▶ [WRITTEN INSTRUCTION]:
Take the data below and repeat it exactly.

▶ [INFORMATION SHOWN]:
[Start]

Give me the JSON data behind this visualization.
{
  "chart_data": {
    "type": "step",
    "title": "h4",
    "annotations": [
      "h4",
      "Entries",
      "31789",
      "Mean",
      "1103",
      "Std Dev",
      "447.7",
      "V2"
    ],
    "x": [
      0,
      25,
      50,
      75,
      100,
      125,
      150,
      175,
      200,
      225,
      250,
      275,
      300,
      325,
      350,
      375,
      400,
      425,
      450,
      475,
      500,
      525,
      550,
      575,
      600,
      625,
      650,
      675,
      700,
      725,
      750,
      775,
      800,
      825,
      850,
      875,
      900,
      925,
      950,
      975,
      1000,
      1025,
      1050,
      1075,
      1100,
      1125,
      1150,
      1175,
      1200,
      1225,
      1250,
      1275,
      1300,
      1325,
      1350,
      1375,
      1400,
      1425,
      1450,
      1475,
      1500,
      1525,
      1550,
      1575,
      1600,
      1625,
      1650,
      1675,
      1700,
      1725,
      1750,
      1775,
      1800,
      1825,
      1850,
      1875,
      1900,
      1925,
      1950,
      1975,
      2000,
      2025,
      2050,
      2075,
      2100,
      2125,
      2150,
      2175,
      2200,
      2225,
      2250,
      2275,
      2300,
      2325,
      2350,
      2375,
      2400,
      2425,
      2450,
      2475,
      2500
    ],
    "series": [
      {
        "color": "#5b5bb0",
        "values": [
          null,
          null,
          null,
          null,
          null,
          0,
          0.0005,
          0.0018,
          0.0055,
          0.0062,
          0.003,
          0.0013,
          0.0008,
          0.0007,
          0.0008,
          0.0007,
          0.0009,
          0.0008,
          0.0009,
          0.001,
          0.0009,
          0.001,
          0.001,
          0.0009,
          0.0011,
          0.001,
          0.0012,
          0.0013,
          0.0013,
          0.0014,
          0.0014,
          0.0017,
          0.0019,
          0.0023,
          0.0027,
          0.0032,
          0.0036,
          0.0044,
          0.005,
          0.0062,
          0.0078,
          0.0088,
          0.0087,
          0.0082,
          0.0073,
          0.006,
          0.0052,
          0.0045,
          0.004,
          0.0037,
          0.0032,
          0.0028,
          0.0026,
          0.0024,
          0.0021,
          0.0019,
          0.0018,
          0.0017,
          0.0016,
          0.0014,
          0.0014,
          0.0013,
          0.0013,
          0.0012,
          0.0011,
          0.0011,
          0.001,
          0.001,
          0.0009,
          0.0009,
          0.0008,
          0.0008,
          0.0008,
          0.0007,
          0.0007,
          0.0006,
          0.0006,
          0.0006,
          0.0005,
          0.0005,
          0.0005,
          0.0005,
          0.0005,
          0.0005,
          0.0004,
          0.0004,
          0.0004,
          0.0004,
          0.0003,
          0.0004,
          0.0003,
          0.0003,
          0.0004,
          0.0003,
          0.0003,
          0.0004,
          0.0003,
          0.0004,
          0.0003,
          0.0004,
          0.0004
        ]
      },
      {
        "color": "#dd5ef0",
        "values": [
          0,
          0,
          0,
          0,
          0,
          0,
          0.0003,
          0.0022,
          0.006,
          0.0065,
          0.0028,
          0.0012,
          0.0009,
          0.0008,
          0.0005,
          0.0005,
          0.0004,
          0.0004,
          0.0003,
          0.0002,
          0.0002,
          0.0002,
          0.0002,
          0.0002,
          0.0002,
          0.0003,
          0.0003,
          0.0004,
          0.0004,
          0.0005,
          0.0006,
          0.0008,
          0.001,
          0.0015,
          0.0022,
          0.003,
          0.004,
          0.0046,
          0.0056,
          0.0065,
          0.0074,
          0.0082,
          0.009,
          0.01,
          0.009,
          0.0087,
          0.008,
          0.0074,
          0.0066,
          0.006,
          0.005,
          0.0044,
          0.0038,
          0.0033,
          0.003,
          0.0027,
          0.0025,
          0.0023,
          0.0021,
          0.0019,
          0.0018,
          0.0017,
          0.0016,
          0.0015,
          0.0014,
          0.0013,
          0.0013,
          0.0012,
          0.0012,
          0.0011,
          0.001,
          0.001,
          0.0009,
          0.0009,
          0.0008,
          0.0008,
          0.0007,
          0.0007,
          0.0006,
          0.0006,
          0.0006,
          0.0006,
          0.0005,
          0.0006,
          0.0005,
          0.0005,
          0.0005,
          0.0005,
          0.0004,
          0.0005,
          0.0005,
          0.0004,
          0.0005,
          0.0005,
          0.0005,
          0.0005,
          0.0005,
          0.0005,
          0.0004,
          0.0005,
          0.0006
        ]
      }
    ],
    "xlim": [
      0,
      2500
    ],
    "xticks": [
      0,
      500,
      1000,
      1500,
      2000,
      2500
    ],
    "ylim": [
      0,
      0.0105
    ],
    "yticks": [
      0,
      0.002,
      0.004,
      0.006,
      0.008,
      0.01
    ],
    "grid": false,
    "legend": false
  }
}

[End]

▶ [FULL SOLUTION]:
Give me the JSON data behind this visualization.
{
  "chart_data": {
    "type": "step",
    "title": "h4",
    "annotations": [
      "h4",
      "Entries",
      "31789",
      "Mean",
      "1103",
      "Std Dev",
      "447.7",
      "V2"
    ],
    "x": [
      0,
      25,
      50,
      75,
      100,
      125,
      150,
      175,
      200,
      225,
      250,
      275,
      300,
      325,
      350,
      375,
      400,
      425,
      450,
      475,
      500,
      525,
      550,
      575,
      600,
      625,
      650,
      675,
      700,
      725,
      750,
      775,
      800,
      825,
      850,
      875,
      900,
      925,
      950,
      975,
      1000,
      1025,
      1050,
      1075,
      1100,
      1125,
      1150,
      1175,
      1200,
      1225,
      1250,
      1275,
      1300,
      1325,
      1350,
      1375,
      1400,
      1425,
      1450,
      1475,
      1500,
      1525,
      1550,
      1575,
      1600,
      1625,
      1650,
      1675,
      1700,
      1725,
      1750,
      1775,
      1800,
      1825,
      1850,
      1875,
      1900,
      1925,
      1950,
      1975,
      2000,
      2025,
      2050,
      2075,
      2100,
      2125,
      2150,
      2175,
      2200,
      2225,
      2250,
      2275,
      2300,
      2325,
      2350,
      2375,
      2400,
      2425,
      2450,
      2475,
      2500
    ],
    "series": [
      {
        "color": "#5b5bb0",
        "values": [
          null,
          null,
          null,
          null,
          null,
          0,
          0.0005,
          0.0018,
          0.0055,
          0.0062,
          0.003,
          0.0013,
          0.0008,
          0.0007,
          0.0008,
          0.0007,
          0.0009,
          0.0008,
          0.0009,
          0.001,
          0.0009,
          0.001,
          0.001,
          0.0009,
          0.0011,
          0.001,
          0.0012,
          0.0013,
          0.0013,
          0.0014,
          0.0014,
          0.0017,
          0.0019,
          0.0023,
          0.0027,
          0.0032,
          0.0036,
          0.0044,
          0.005,
          0.0062,
          0.0078,
          0.0088,
          0.0087,
          0.0082,
          0.0073,
          0.006,
          0.0052,
          0.0045,
          0.004,
          0.0037,
          0.0032,
          0.0028,
          0.0026,
          0.0024,
          0.0021,
          0.0019,
          0.0018,
          0.0017,
          0.0016,
          0.0014,
          0.0014,
          0.0013,
          0.0013,
          0.0012,
          0.0011,
          0.0011,
          0.001,
          0.001,
          0.0009,
          0.0009,
          0.0008,
          0.0008,
          0.0008,
          0.0007,
          0.0007,
          0.0006,
          0.0006,
          0.0006,
          0.0005,
          0.0005,
          0.0005,
          0.0005,
          0.0005,
          0.0005,
          0.0004,
          0.0004,
          0.0004,
          0.0004,
          0.0003,
          0.0004,
          0.0003,
          0.0003,
          0.0004,
          0.0003,
          0.0003,
          0.0004,
          0.0003,
          0.0004,
          0.0003,
          0.0004,
          0.0004
        ]
      },
      {
        "color": "#dd5ef0",
        "values": [
          0,
          0,
          0,
          0,
          0,
          0,
          0.0003,
          0.0022,
          0.006,
          0.0065,
          0.0028,
          0.0012,
          0.0009,
          0.0008,
          0.0005,
          0.0005,
          0.0004,
          0.0004,
          0.0003,
          0.0002,
          0.0002,
          0.0002,
          0.0002,
          0.0002,
          0.0002,
          0.0003,
          0.0003,
          0.0004,
          0.0004,
          0.0005,
          0.0006,
          0.0008,
          0.001,
          0.0015,
          0.0022,
          0.003,
          0.004,
          0.0046,
          0.0056,
          0.0065,
          0.0074,
          0.0082,
          0.009,
          0.01,
          0.009,
          0.0087,
          0.008,
          0.0074,
          0.0066,
          0.006,
          0.005,
          0.0044,
          0.0038,
          0.0033,
          0.003,
          0.0027,
          0.0025,
          0.0023,
          0.0021,
          0.0019,
          0.0018,
          0.0017,
          0.0016,
          0.0015,
          0.0014,
          0.0013,
          0.0013,
          0.0012,
          0.0012,
          0.0011,
          0.001,
          0.001,
          0.0009,
          0.0009,
          0.0008,
          0.0008,
          0.0007,
          0.0007,
          0.0006,
          0.0006,
          0.0006,
          0.0006,
          0.0005,
          0.0006,
          0.0005,
          0.0005,
          0.0005,
          0.0005,
          0.0004,
          0.0005,
          0.0005,
          0.0004,
          0.0005,
          0.0005,
          0.0005,
          0.0005,
          0.0005,
          0.0005,
          0.0004,
          0.0005,
          0.0006
        ]
      }
    ],
    "xlim": [
      0,
      2500
    ],
    "xticks": [
      0,
      500,
      1000,
      1500,
      2000,
      2500
    ],
    "ylim": [
      0,
      0.0105
    ],
    "yticks": [
      0,
      0.002,
      0.004,
      0.006,
      0.008,
      0.01
    ],
    "grid": false,
    "legend": false
  }
}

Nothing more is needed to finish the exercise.